* _Description of the task_: Below is a block of records; reproduce all of them exactly and leave out any pictures.
---+---
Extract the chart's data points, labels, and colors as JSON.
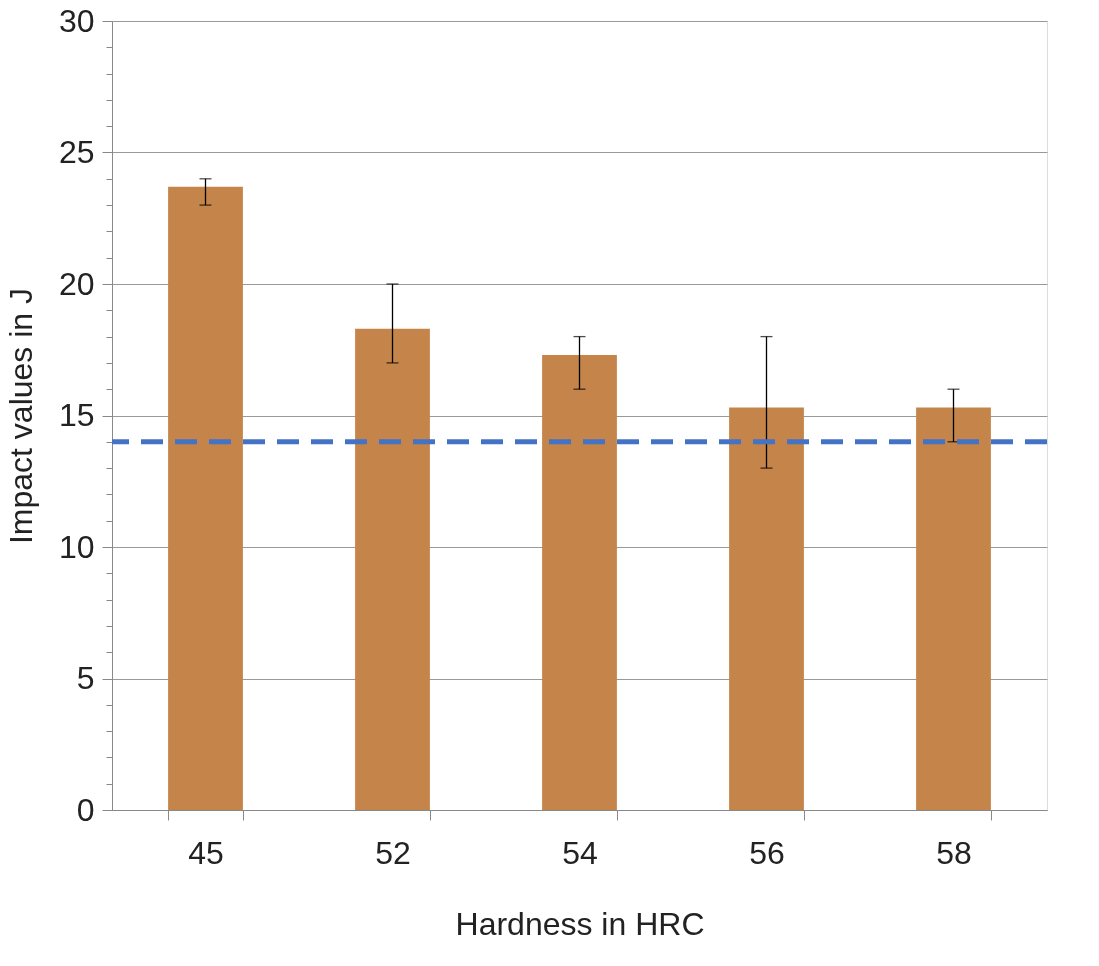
{
  "chart_data": {
    "type": "bar",
    "xlabel": "Hardness in HRC",
    "ylabel": "Impact values in J",
    "categories": [
      "45",
      "52",
      "54",
      "56",
      "58"
    ],
    "values": [
      23.7,
      18.3,
      17.3,
      15.3,
      15.3
    ],
    "color": "#c5854a",
    "errors": [
      [
        23,
        24
      ],
      [
        17,
        20
      ],
      [
        16,
        18
      ],
      [
        13,
        18
      ],
      [
        14,
        16
      ]
    ],
    "ylim": [
      0,
      30
    ],
    "yticks": [
      0,
      {
        "value": 1,
        "label": null
      },
      {
        "value": 2,
        "label": null
      },
      {
        "value": 3,
        "label": null
      },
      {
        "value": 4,
        "label": null
      },
      5,
      {
        "value": 6,
        "label": null
      },
      {
        "value": 7,
        "label": null
      },
      {
        "value": 8,
        "label": null
      },
      {
        "value": 9,
        "label": null
      },
      10,
      {
        "value": 11,
        "label": null
      },
      {
        "value": 12,
        "label": null
      },
      {
        "value": 13,
        "label": null
      },
      {
        "value": 14,
        "label": null
      },
      15,
      {
        "value": 16,
        "label": null
      },
      {
        "value": 17,
        "label": null
      },
      {
        "value": 18,
        "label": null
      },
      {
        "value": 19,
        "label": null
      },
      20,
      {
        "value": 21,
        "label": null
      },
      {
        "value": 22,
        "label": null
      },
      {
        "value": 23,
        "label": null
      },
      {
        "value": 24,
        "label": null
      },
      25,
      {
        "value": 26,
        "label": null
      },
      {
        "value": 27,
        "label": null
      },
      {
        "value": 28,
        "label": null
      },
      {
        "value": 29,
        "label": null
      },
      30
    ],
    "ref_lines": [
      {
        "axis": "y",
        "value": 14,
        "color": "#4472c4",
        "line_style": "dashed"
      }
    ],
    "grid": "y"
  }
}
---+---
* _Exercise answer_:
Extract the chart's data points, labels, and colors as JSON.
{
  "chart_data": {
    "type": "bar",
    "xlabel": "Hardness in HRC",
    "ylabel": "Impact values in J",
    "categories": [
      "45",
      "52",
      "54",
      "56",
      "58"
    ],
    "values": [
      23.7,
      18.3,
      17.3,
      15.3,
      15.3
    ],
    "color": "#c5854a",
    "errors": [
      [
        23,
        24
      ],
      [
        17,
        20
      ],
      [
        16,
        18
      ],
      [
        13,
        18
      ],
      [
        14,
        16
      ]
    ],
    "ylim": [
      0,
      30
    ],
    "yticks": [
      0,
      {
        "value": 1,
        "label": null
      },
      {
        "value": 2,
        "label": null
      },
      {
        "value": 3,
        "label": null
      },
      {
        "value": 4,
        "label": null
      },
      5,
      {
        "value": 6,
        "label": null
      },
      {
        "value": 7,
        "label": null
      },
      {
        "value": 8,
        "label": null
      },
      {
        "value": 9,
        "label": null
      },
      10,
      {
        "value": 11,
        "label": null
      },
      {
        "value": 12,
        "label": null
      },
      {
        "value": 13,
        "label": null
      },
      {
        "value": 14,
        "label": null
      },
      15,
      {
        "value": 16,
        "label": null
      },
      {
        "value": 17,
        "label": null
      },
      {
        "value": 18,
        "label": null
      },
      {
        "value": 19,
        "label": null
      },
      20,
      {
        "value": 21,
        "label": null
      },
      {
        "value": 22,
        "label": null
      },
      {
        "value": 23,
        "label": null
      },
      {
        "value": 24,
        "label": null
      },
      25,
      {
        "value": 26,
        "label": null
      },
      {
        "value": 27,
        "label": null
      },
      {
        "value": 28,
        "label": null
      },
      {
        "value": 29,
        "label": null
      },
      30
    ],
    "ref_lines": [
      {
        "axis": "y",
        "value": 14,
        "color": "#4472c4",
        "line_style": "dashed"
      }
    ],
    "grid": "y"
  }
}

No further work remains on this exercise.